### GIVEN DATA
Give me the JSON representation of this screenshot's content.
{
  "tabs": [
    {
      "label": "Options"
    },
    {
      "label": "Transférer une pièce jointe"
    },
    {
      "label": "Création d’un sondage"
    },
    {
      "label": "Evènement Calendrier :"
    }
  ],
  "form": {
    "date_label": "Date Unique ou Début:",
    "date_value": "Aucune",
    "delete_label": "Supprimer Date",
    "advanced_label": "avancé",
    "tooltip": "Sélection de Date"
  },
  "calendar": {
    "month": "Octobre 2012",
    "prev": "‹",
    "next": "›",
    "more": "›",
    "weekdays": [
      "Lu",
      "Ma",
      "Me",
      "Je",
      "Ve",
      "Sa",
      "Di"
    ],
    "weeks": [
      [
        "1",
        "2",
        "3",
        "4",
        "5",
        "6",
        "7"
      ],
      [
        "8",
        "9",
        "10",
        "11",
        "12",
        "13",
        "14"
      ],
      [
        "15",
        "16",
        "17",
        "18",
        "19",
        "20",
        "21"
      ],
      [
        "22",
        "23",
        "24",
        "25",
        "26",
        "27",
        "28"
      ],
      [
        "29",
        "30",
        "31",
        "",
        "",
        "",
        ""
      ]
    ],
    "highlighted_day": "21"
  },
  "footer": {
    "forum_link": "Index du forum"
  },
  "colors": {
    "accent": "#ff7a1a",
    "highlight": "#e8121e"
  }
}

### EXERCISE
Take the listing above and write it out again exactly.

### TASK OUTPUT
Give me the JSON representation of this screenshot's content.
{
  "tabs": [
    {
      "label": "Options"
    },
    {
      "label": "Transférer une pièce jointe"
    },
    {
      "label": "Création d’un sondage"
    },
    {
      "label": "Evènement Calendrier :"
    }
  ],
  "form": {
    "date_label": "Date Unique ou Début:",
    "date_value": "Aucune",
    "delete_label": "Supprimer Date",
    "advanced_label": "avancé",
    "tooltip": "Sélection de Date"
  },
  "calendar": {
    "month": "Octobre 2012",
    "prev": "‹",
    "next": "›",
    "more": "›",
    "weekdays": [
      "Lu",
      "Ma",
      "Me",
      "Je",
      "Ve",
      "Sa",
      "Di"
    ],
    "weeks": [
      [
        "1",
        "2",
        "3",
        "4",
        "5",
        "6",
        "7"
      ],
      [
        "8",
        "9",
        "10",
        "11",
        "12",
        "13",
        "14"
      ],
      [
        "15",
        "16",
        "17",
        "18",
        "19",
        "20",
        "21"
      ],
      [
        "22",
        "23",
        "24",
        "25",
        "26",
        "27",
        "28"
      ],
      [
        "29",
        "30",
        "31",
        "",
        "",
        "",
        ""
      ]
    ],
    "highlighted_day": "21"
  },
  "footer": {
    "forum_link": "Index du forum"
  },
  "colors": {
    "accent": "#ff7a1a",
    "highlight": "#e8121e"
  }
}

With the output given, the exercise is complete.